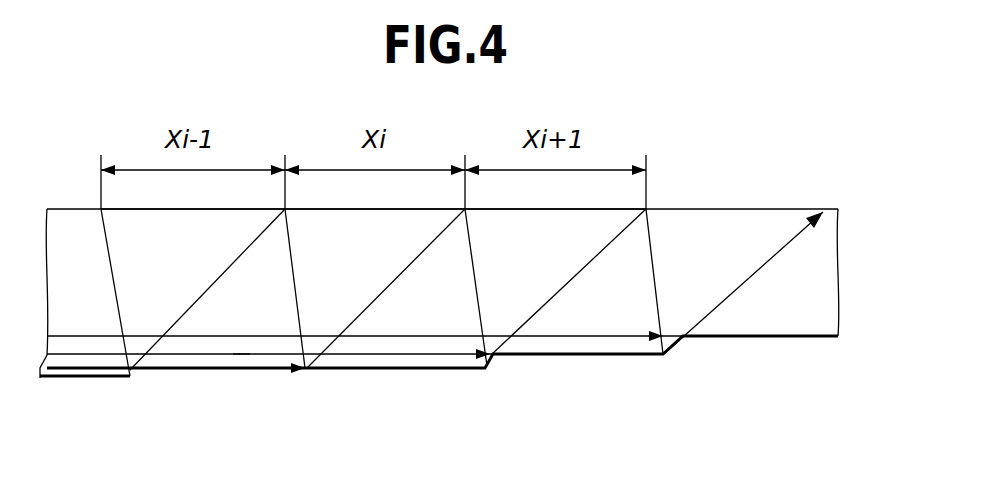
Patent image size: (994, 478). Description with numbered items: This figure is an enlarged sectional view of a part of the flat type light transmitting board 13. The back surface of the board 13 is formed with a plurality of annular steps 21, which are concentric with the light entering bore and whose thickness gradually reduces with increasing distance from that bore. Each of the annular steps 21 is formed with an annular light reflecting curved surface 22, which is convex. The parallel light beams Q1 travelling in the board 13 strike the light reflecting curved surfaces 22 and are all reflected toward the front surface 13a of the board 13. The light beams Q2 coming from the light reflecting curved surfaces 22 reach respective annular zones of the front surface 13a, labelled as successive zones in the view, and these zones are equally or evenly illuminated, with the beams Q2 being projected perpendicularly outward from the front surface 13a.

The light transmitting board 13 is at (838, 265).
The front surface 13a is at (728, 209).
The annular steps 21 is at (83, 378).
The light reflecting curved surfaces 22 is at (132, 377).
The parallel light beams Q1 is at (250, 367).
The light beams Q2 is at (115, 272).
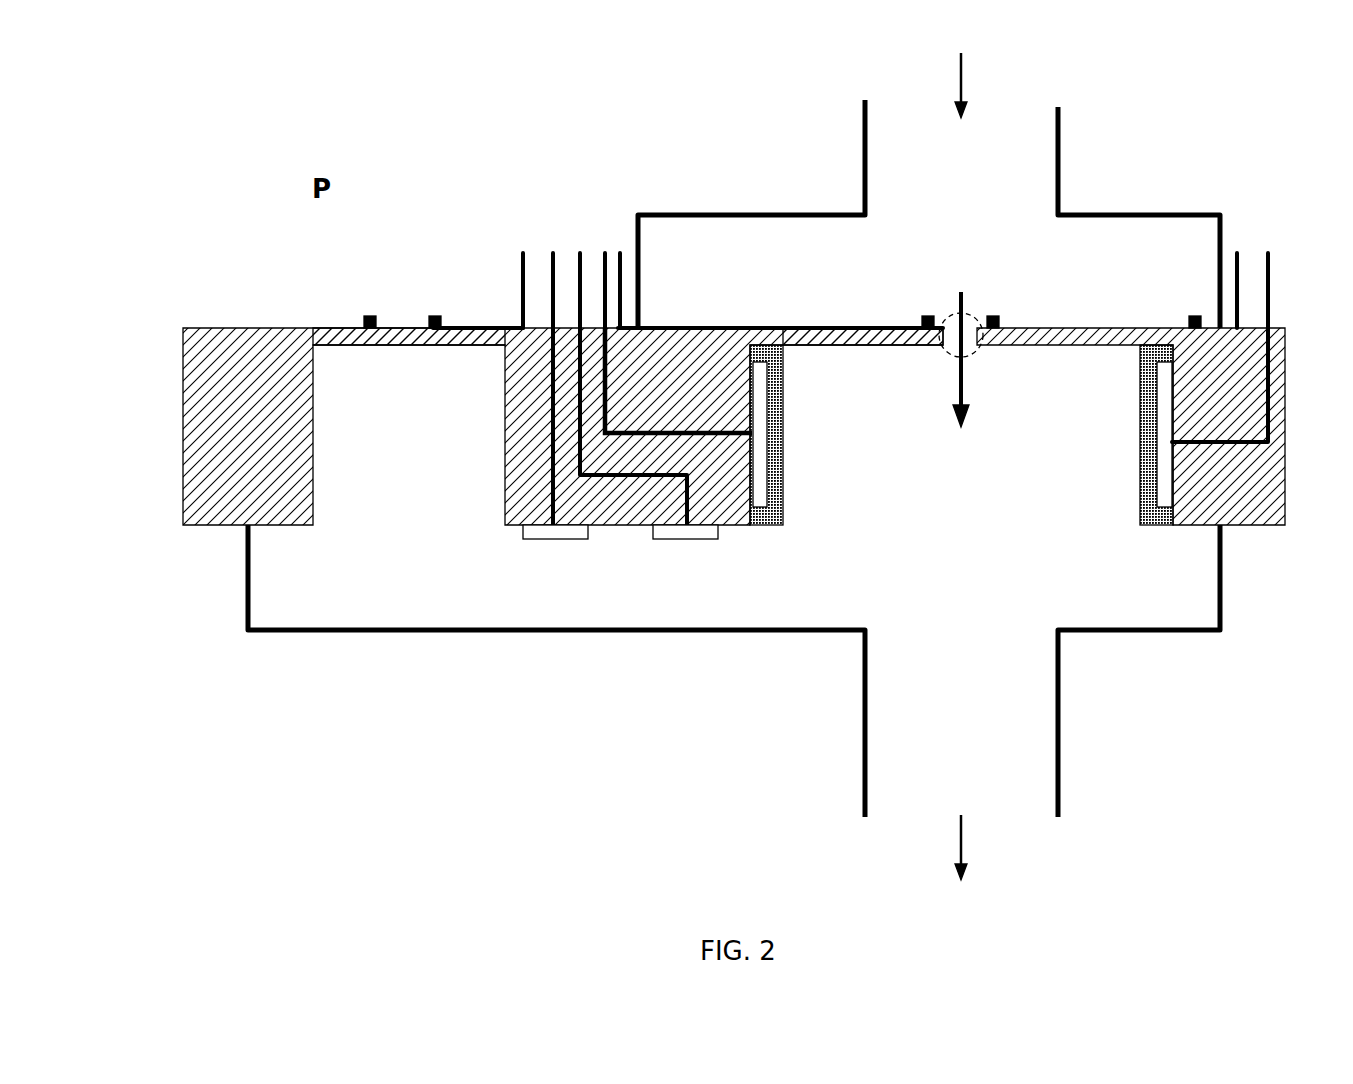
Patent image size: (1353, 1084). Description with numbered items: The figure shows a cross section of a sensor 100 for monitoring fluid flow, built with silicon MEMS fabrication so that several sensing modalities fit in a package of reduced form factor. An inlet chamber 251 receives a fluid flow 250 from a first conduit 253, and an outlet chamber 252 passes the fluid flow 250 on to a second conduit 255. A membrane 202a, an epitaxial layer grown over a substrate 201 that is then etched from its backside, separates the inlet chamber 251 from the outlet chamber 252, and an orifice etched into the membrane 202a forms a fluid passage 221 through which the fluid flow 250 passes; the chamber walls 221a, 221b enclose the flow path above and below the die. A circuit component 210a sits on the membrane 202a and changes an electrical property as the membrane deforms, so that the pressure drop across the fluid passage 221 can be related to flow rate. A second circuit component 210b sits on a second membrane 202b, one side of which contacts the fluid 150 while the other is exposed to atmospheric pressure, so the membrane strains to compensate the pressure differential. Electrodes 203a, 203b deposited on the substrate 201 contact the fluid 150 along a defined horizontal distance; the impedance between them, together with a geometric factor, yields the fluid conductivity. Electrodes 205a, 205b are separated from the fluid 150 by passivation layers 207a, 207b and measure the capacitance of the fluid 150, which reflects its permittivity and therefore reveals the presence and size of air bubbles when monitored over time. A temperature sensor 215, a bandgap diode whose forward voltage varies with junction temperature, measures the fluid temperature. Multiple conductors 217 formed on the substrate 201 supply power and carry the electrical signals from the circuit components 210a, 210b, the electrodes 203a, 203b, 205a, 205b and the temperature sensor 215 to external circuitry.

The sensor 100 is at (352, 108).
The fluid 150 is at (720, 276).
The substrate 201 is at (698, 403).
The membrane 202a is at (903, 348).
The second membrane 202b is at (445, 347).
The electrode 203a is at (523, 540).
The electrode 203b is at (690, 540).
The electrode 205a is at (783, 500).
The electrode 205b is at (1138, 503).
The passivation layer 207a is at (783, 425).
The passivation layer 207b is at (1140, 428).
The circuit component 210a is at (993, 316).
The second circuit component 210b is at (435, 316).
The temperature sensor 215 is at (1195, 316).
The conductors 217 is at (620, 253).
The fluid passage 221 is at (977, 358).
The upper chamber wall 221a is at (835, 213).
The lower chamber wall 221b is at (360, 632).
The fluid flow 250 is at (961, 432).
The inlet chamber 251 is at (987, 197).
The outlet chamber 252 is at (987, 786).
The first conduit 253 is at (961, 80).
The second conduit 255 is at (961, 845).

•••

Please reproduce the listing above without changes, from its start through the line containing "The light beams Q2 is at (115, 272).", both ends included, leaving the pictures out.

Patent image size: (994, 478). Description with numbered items: This figure is an enlarged sectional view of a part of the flat type light transmitting board 13. The back surface of the board 13 is formed with a plurality of annular steps 21, which are concentric with the light entering bore and whose thickness gradually reduces with increasing distance from that bore. Each of the annular steps 21 is formed with an annular light reflecting curved surface 22, which is convex. The parallel light beams Q1 travelling in the board 13 strike the light reflecting curved surfaces 22 and are all reflected toward the front surface 13a of the board 13. The light beams Q2 coming from the light reflecting curved surfaces 22 reach respective annular zones of the front surface 13a, labelled as successive zones in the view, and these zones are equally or evenly illuminated, with the beams Q2 being projected perpendicularly outward from the front surface 13a.

The light transmitting board 13 is at (838, 265).
The front surface 13a is at (728, 209).
The annular steps 21 is at (83, 378).
The light reflecting curved surfaces 22 is at (132, 377).
The parallel light beams Q1 is at (250, 367).
The light beams Q2 is at (115, 272).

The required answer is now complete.